■ TASK INSTRUCTIONS ■
Lay out every line of the listing below as a Markdown table with the columns "Row" and "Entry", numbering the rows in order and skipping blank lines. Leave the pictures out of the table.

■ SUPPLIED MATERIAL ■
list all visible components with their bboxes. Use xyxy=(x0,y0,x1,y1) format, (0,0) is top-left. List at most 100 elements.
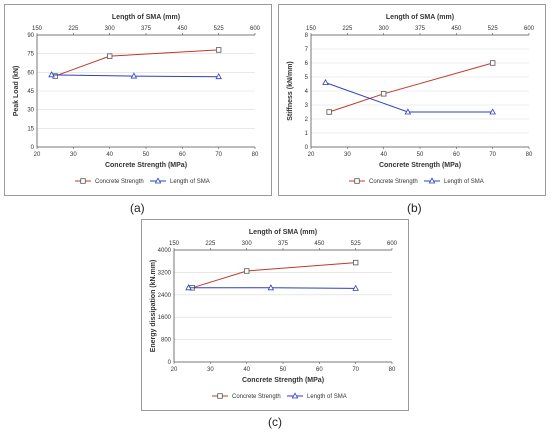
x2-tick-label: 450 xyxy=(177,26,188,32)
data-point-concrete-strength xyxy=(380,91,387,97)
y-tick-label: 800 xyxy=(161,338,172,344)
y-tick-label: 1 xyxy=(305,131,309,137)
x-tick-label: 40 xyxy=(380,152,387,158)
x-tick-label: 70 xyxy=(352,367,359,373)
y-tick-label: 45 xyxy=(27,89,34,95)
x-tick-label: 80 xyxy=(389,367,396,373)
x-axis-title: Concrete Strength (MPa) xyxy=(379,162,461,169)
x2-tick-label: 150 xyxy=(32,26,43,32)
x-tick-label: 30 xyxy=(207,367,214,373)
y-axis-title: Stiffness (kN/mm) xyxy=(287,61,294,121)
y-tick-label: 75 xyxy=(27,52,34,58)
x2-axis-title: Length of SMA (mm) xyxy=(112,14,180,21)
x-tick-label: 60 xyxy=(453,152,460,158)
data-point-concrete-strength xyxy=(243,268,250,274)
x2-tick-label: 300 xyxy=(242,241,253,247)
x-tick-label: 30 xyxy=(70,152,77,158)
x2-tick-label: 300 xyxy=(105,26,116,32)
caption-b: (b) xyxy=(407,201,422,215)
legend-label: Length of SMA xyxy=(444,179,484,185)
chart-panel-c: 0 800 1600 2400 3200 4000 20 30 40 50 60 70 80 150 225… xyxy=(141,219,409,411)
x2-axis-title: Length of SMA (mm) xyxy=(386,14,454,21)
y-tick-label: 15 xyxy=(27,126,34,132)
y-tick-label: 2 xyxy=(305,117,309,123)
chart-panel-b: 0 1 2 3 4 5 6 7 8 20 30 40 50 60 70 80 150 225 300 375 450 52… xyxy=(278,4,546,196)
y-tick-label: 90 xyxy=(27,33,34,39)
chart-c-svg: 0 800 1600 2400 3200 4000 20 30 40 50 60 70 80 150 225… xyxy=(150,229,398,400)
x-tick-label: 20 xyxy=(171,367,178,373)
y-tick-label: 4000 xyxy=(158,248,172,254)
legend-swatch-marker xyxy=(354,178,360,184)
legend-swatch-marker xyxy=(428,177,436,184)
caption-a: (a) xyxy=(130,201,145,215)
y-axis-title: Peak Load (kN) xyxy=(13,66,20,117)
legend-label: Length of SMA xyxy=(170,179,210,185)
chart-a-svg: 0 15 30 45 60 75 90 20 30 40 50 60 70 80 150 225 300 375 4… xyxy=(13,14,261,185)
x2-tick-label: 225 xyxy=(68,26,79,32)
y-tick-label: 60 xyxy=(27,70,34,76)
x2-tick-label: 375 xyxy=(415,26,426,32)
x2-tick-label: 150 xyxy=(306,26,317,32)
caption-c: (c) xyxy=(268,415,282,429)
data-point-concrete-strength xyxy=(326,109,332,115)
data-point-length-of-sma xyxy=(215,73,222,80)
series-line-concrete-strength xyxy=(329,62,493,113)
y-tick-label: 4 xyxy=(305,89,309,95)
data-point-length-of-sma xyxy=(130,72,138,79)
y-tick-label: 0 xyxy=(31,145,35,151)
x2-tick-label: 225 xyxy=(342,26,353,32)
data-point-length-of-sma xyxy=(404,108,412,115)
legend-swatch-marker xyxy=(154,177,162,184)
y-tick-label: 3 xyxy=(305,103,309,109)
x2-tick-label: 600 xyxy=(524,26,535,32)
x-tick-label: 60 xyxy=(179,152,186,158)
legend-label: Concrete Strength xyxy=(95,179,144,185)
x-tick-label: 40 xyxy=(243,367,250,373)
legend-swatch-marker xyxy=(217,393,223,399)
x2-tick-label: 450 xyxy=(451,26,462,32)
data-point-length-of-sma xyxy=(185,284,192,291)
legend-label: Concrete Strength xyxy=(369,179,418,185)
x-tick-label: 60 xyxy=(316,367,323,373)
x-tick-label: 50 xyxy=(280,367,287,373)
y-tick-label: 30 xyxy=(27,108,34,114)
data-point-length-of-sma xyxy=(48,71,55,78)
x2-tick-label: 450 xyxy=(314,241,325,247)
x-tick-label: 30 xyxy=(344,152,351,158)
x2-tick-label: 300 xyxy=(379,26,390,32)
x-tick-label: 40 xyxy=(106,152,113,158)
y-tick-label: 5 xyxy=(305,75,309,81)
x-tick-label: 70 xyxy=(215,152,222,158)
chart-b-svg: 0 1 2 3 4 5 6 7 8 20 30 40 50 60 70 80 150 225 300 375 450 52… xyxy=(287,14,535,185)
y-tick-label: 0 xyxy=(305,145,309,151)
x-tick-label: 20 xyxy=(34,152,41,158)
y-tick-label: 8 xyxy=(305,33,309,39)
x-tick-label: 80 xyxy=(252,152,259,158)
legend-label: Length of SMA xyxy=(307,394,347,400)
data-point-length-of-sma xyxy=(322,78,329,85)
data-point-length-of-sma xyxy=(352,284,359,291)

■ FINISHED ANSWER ■
| Row | Entry |
|---|---|
| 1 | list all visible components with their bboxes. Use xyxy=(x0,y0,x1,y1) format, (0,0) is top-left. List at most 100 elements. |
| 2 | x2-tick-label: 450 xyxy=(177,26,188,32) |
| 3 | data-point-concrete-strength xyxy=(380,91,387,97) |
| 4 | y-tick-label: 800 xyxy=(161,338,172,344) |
| 5 | y-tick-label: 1 xyxy=(305,131,309,137) |
| 6 | x-tick-label: 40 xyxy=(380,152,387,158) |
| 7 | x-tick-label: 70 xyxy=(352,367,359,373) |
| 8 | y-tick-label: 45 xyxy=(27,89,34,95) |
| 9 | x-tick-label: 80 xyxy=(389,367,396,373) |
| 10 | x-axis-title: Concrete Strength (MPa) xyxy=(379,162,461,169) |
| 11 | x2-tick-label: 150 xyxy=(32,26,43,32) |
| 12 | x-tick-label: 30 xyxy=(207,367,214,373) |
| 13 | y-axis-title: Stiffness (kN/mm) xyxy=(287,61,294,121) |
| 14 | y-tick-label: 75 xyxy=(27,52,34,58) |
| 15 | x2-axis-title: Length of SMA (mm) xyxy=(112,14,180,21) |
| 16 | x-tick-label: 60 xyxy=(453,152,460,158) |
| 17 | data-point-concrete-strength xyxy=(243,268,250,274) |
| 18 | x2-tick-label: 300 xyxy=(242,241,253,247) |
| 19 | x-tick-label: 30 xyxy=(70,152,77,158) |
| 20 | x2-tick-label: 300 xyxy=(105,26,116,32) |
| 21 | caption-b: (b) xyxy=(407,201,422,215) |
| 22 | legend-label: Length of SMA xyxy=(444,179,484,185) |
| 23 | chart-panel-c: 0 800 1600 2400 3200 4000 20 30 40 50 60 70 80 150 225… xyxy=(141,219,409,411) |
| 24 | x2-axis-title: Length of SMA (mm) xyxy=(386,14,454,21) |
| 25 | y-tick-label: 15 xyxy=(27,126,34,132) |
| 26 | y-tick-label: 2 xyxy=(305,117,309,123) |
| 27 | chart-panel-b: 0 1 2 3 4 5 6 7 8 20 30 40 50 60 70 80 150 225 300 375 450 52… xyxy=(278,4,546,196) |
| 28 | y-tick-label: 90 xyxy=(27,33,34,39) |
| 29 | chart-c-svg: 0 800 1600 2400 3200 4000 20 30 40 50 60 70 80 150 225… xyxy=(150,229,398,400) |
| 30 | x-tick-label: 20 xyxy=(171,367,178,373) |
| 31 | y-tick-label: 4000 xyxy=(158,248,172,254) |
| 32 | legend-swatch-marker xyxy=(354,178,360,184) |
| 33 | legend-swatch-marker xyxy=(428,177,436,184) |
| 34 | caption-a: (a) xyxy=(130,201,145,215) |
| 35 | y-axis-title: Peak Load (kN) xyxy=(13,66,20,117) |
| 36 | legend-label: Length of SMA xyxy=(170,179,210,185) |
| 37 | chart-a-svg: 0 15 30 45 60 75 90 20 30 40 50 60 70 80 150 225 300 375 4… xyxy=(13,14,261,185) |
| 38 | x2-tick-label: 225 xyxy=(68,26,79,32) |
| 39 | y-tick-label: 60 xyxy=(27,70,34,76) |
| 40 | x2-tick-label: 375 xyxy=(415,26,426,32) |
| 41 | x2-tick-label: 150 xyxy=(306,26,317,32) |
| 42 | caption-c: (c) xyxy=(268,415,282,429) |
| 43 | data-point-concrete-strength xyxy=(326,109,332,115) |
| 44 | data-point-length-of-sma xyxy=(215,73,222,80) |
| 45 | series-line-concrete-strength xyxy=(329,62,493,113) |
| 46 | y-tick-label: 4 xyxy=(305,89,309,95) |
| 47 | data-point-length-of-sma xyxy=(130,72,138,79) |
| 48 | y-tick-label: 0 xyxy=(31,145,35,151) |
| 49 | x2-tick-label: 225 xyxy=(342,26,353,32) |
| 50 | data-point-length-of-sma xyxy=(404,108,412,115) |
| 51 | legend-swatch-marker xyxy=(154,177,162,184) |
| 52 | y-tick-label: 3 xyxy=(305,103,309,109) |
| 53 | x2-tick-label: 600 xyxy=(524,26,535,32) |
| 54 | x-tick-label: 60 xyxy=(179,152,186,158) |
| 55 | legend-label: Concrete Strength xyxy=(95,179,144,185) |
| 56 | x-tick-label: 40 xyxy=(243,367,250,373) |
| 57 | legend-swatch-marker xyxy=(217,393,223,399) |
| 58 | x2-tick-label: 450 xyxy=(451,26,462,32) |
| 59 | data-point-length-of-sma xyxy=(185,284,192,291) |
| 60 | legend-label: Concrete Strength xyxy=(369,179,418,185) |
| 61 | x-tick-label: 60 xyxy=(316,367,323,373) |
| 62 | x-tick-label: 50 xyxy=(280,367,287,373) |
| 63 | y-tick-label: 30 xyxy=(27,108,34,114) |
| 64 | data-point-length-of-sma xyxy=(48,71,55,78) |
| 65 | x2-tick-label: 450 xyxy=(314,241,325,247) |
| 66 | x-tick-label: 30 xyxy=(344,152,351,158) |
| 67 | x2-tick-label: 300 xyxy=(379,26,390,32) |
| 68 | x-tick-label: 40 xyxy=(106,152,113,158) |
| 69 | y-tick-label: 5 xyxy=(305,75,309,81) |
| 70 | x-tick-label: 70 xyxy=(215,152,222,158) |
| 71 | chart-b-svg: 0 1 2 3 4 5 6 7 8 20 30 40 50 60 70 80 150 225 300 375 450 52… xyxy=(287,14,535,185) |
| 72 | y-tick-label: 0 xyxy=(305,145,309,151) |
| 73 | x-tick-label: 20 xyxy=(34,152,41,158) |
| 74 | y-tick-label: 8 xyxy=(305,33,309,39) |
| 75 | x-tick-label: 80 xyxy=(252,152,259,158) |
| 76 | legend-label: Length of SMA xyxy=(307,394,347,400) |
| 77 | data-point-length-of-sma xyxy=(322,78,329,85) |
| 78 | data-point-length-of-sma xyxy=(352,284,359,291) |